**Task goal**:
Retype each line of the entries below without changing a single character.

**Given records**:
※ ※ ※

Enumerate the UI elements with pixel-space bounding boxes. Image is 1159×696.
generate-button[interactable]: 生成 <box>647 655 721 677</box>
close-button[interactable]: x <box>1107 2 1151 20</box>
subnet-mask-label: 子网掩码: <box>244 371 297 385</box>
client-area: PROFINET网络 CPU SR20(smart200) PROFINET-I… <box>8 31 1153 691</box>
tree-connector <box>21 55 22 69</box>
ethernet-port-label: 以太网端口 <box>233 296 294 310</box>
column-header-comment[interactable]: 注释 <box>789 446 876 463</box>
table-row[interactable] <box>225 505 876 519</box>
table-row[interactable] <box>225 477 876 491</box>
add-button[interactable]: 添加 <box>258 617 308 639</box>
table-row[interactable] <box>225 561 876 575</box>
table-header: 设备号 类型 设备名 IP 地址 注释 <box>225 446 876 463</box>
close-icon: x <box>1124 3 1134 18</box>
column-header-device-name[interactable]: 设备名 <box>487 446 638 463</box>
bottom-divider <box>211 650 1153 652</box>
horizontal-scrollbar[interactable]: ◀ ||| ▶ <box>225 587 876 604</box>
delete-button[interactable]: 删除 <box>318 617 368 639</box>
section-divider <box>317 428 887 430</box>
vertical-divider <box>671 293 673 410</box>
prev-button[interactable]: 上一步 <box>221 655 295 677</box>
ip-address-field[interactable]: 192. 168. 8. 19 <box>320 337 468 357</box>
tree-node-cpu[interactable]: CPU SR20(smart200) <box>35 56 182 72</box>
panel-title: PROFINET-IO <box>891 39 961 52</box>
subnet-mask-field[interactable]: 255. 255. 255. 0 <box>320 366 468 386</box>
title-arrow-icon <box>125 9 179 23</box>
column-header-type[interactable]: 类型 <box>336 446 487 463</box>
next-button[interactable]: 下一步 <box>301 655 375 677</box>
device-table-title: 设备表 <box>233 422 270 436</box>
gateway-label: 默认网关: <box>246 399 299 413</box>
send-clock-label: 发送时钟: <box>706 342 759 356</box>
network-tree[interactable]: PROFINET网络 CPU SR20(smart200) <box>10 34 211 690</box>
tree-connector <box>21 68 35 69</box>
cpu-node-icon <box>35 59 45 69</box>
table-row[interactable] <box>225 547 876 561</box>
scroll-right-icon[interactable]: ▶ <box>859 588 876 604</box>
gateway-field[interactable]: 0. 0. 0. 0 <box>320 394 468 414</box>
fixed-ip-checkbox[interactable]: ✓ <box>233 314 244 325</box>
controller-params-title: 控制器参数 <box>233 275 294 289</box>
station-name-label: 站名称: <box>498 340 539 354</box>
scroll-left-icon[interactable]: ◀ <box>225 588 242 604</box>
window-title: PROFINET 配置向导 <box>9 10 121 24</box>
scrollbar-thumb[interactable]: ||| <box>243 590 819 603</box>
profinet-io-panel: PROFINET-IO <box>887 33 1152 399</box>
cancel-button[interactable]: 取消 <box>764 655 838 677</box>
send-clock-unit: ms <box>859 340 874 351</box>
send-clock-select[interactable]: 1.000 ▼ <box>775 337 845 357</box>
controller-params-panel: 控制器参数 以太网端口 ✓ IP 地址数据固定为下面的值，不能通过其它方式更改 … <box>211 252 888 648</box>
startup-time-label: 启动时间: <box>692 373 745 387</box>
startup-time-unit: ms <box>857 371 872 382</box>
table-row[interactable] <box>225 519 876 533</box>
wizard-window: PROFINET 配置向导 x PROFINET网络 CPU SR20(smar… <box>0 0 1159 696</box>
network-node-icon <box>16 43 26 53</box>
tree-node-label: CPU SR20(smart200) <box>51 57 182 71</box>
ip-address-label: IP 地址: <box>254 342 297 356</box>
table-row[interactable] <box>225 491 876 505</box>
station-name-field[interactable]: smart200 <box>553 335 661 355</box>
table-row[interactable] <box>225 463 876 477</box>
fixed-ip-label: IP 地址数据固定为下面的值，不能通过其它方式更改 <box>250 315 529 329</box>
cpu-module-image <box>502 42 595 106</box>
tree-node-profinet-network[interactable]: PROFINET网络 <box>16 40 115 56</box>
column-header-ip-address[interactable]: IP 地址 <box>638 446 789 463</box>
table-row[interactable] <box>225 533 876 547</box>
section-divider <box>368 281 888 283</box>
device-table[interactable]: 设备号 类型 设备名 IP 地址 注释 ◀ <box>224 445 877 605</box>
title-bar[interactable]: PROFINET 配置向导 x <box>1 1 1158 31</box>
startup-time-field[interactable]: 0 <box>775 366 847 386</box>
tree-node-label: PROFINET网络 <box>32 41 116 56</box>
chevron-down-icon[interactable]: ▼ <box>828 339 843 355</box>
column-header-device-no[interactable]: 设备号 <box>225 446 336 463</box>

※ ※ ※

**Final result**:
Enumerate the UI elements with pixel-space bounding boxes. Image is 1159×696.
generate-button[interactable]: 生成 <box>647 655 721 677</box>
close-button[interactable]: x <box>1107 2 1151 20</box>
subnet-mask-label: 子网掩码: <box>244 371 297 385</box>
client-area: PROFINET网络 CPU SR20(smart200) PROFINET-I… <box>8 31 1153 691</box>
tree-connector <box>21 55 22 69</box>
ethernet-port-label: 以太网端口 <box>233 296 294 310</box>
column-header-comment[interactable]: 注释 <box>789 446 876 463</box>
table-row[interactable] <box>225 505 876 519</box>
table-row[interactable] <box>225 477 876 491</box>
add-button[interactable]: 添加 <box>258 617 308 639</box>
table-row[interactable] <box>225 561 876 575</box>
table-header: 设备号 类型 设备名 IP 地址 注释 <box>225 446 876 463</box>
close-icon: x <box>1124 3 1134 18</box>
column-header-device-name[interactable]: 设备名 <box>487 446 638 463</box>
bottom-divider <box>211 650 1153 652</box>
horizontal-scrollbar[interactable]: ◀ ||| ▶ <box>225 587 876 604</box>
delete-button[interactable]: 删除 <box>318 617 368 639</box>
section-divider <box>317 428 887 430</box>
vertical-divider <box>671 293 673 410</box>
prev-button[interactable]: 上一步 <box>221 655 295 677</box>
ip-address-field[interactable]: 192. 168. 8. 19 <box>320 337 468 357</box>
tree-node-cpu[interactable]: CPU SR20(smart200) <box>35 56 182 72</box>
panel-title: PROFINET-IO <box>891 39 961 52</box>
subnet-mask-field[interactable]: 255. 255. 255. 0 <box>320 366 468 386</box>
title-arrow-icon <box>125 9 179 23</box>
column-header-type[interactable]: 类型 <box>336 446 487 463</box>
next-button[interactable]: 下一步 <box>301 655 375 677</box>
device-table-title: 设备表 <box>233 422 270 436</box>
gateway-label: 默认网关: <box>246 399 299 413</box>
send-clock-label: 发送时钟: <box>706 342 759 356</box>
network-tree[interactable]: PROFINET网络 CPU SR20(smart200) <box>10 34 211 690</box>
tree-connector <box>21 68 35 69</box>
cpu-node-icon <box>35 59 45 69</box>
table-row[interactable] <box>225 547 876 561</box>
scroll-right-icon[interactable]: ▶ <box>859 588 876 604</box>
gateway-field[interactable]: 0. 0. 0. 0 <box>320 394 468 414</box>
fixed-ip-checkbox[interactable]: ✓ <box>233 314 244 325</box>
controller-params-title: 控制器参数 <box>233 275 294 289</box>
station-name-label: 站名称: <box>498 340 539 354</box>
scroll-left-icon[interactable]: ◀ <box>225 588 242 604</box>
window-title: PROFINET 配置向导 <box>9 10 121 24</box>
scrollbar-thumb[interactable]: ||| <box>243 590 819 603</box>
profinet-io-panel: PROFINET-IO <box>887 33 1152 399</box>
cancel-button[interactable]: 取消 <box>764 655 838 677</box>
send-clock-unit: ms <box>859 340 874 351</box>
send-clock-select[interactable]: 1.000 ▼ <box>775 337 845 357</box>
controller-params-panel: 控制器参数 以太网端口 ✓ IP 地址数据固定为下面的值，不能通过其它方式更改 … <box>211 252 888 648</box>
startup-time-label: 启动时间: <box>692 373 745 387</box>
startup-time-unit: ms <box>857 371 872 382</box>
table-row[interactable] <box>225 519 876 533</box>
wizard-window: PROFINET 配置向导 x PROFINET网络 CPU SR20(smar… <box>0 0 1159 696</box>
network-node-icon <box>16 43 26 53</box>
tree-node-label: CPU SR20(smart200) <box>51 57 182 71</box>
ip-address-label: IP 地址: <box>254 342 297 356</box>
table-row[interactable] <box>225 491 876 505</box>
station-name-field[interactable]: smart200 <box>553 335 661 355</box>
table-row[interactable] <box>225 463 876 477</box>
fixed-ip-label: IP 地址数据固定为下面的值，不能通过其它方式更改 <box>250 315 529 329</box>
cpu-module-image <box>502 42 595 106</box>
tree-node-profinet-network[interactable]: PROFINET网络 <box>16 40 115 56</box>
column-header-ip-address[interactable]: IP 地址 <box>638 446 789 463</box>
table-row[interactable] <box>225 533 876 547</box>
section-divider <box>368 281 888 283</box>
device-table[interactable]: 设备号 类型 设备名 IP 地址 注释 ◀ <box>224 445 877 605</box>
title-bar[interactable]: PROFINET 配置向导 x <box>1 1 1158 31</box>
startup-time-field[interactable]: 0 <box>775 366 847 386</box>
tree-node-label: PROFINET网络 <box>32 41 116 56</box>
chevron-down-icon[interactable]: ▼ <box>828 339 843 355</box>
column-header-device-no[interactable]: 设备号 <box>225 446 336 463</box>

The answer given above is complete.